▶ WHAT NEEDS TO BE DONE: The listing must be reproduced in full, exactly as it stands.

▶ STORED ROWS:

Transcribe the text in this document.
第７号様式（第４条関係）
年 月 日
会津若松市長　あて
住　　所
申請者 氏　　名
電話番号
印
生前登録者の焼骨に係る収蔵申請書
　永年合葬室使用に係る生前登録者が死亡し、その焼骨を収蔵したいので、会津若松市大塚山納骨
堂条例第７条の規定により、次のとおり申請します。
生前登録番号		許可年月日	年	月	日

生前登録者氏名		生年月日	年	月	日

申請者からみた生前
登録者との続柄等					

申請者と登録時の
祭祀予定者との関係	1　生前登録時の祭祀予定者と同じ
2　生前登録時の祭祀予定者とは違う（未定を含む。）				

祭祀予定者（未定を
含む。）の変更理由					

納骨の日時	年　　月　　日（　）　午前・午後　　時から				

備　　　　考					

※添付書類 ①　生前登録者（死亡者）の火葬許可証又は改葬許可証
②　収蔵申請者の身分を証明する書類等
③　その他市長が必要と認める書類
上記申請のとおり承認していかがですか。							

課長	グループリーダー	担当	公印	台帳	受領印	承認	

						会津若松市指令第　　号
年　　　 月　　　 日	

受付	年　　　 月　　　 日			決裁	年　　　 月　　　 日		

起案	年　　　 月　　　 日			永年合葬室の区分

▶ FULL RESPONSE:
Transcribe the text in this document.
第７号様式（第４条関係）
年 月 日
会津若松市長　あて
住　　所
申請者 氏　　名
電話番号
印
生前登録者の焼骨に係る収蔵申請書
　永年合葬室使用に係る生前登録者が死亡し、その焼骨を収蔵したいので、会津若松市大塚山納骨
堂条例第７条の規定により、次のとおり申請します。
生前登録番号		許可年月日	年	月	日

生前登録者氏名		生年月日	年	月	日

申請者からみた生前
登録者との続柄等					

申請者と登録時の
祭祀予定者との関係	1　生前登録時の祭祀予定者と同じ
2　生前登録時の祭祀予定者とは違う（未定を含む。）				

祭祀予定者（未定を
含む。）の変更理由					

納骨の日時	年　　月　　日（　）　午前・午後　　時から				

備　　　　考					

※添付書類 ①　生前登録者（死亡者）の火葬許可証又は改葬許可証
②　収蔵申請者の身分を証明する書類等
③　その他市長が必要と認める書類
上記申請のとおり承認していかがですか。							

課長	グループリーダー	担当	公印	台帳	受領印	承認	

						会津若松市指令第　　号
年　　　 月　　　 日	

受付	年　　　 月　　　 日			決裁	年　　　 月　　　 日		

起案	年　　　 月　　　 日			永年合葬室の区分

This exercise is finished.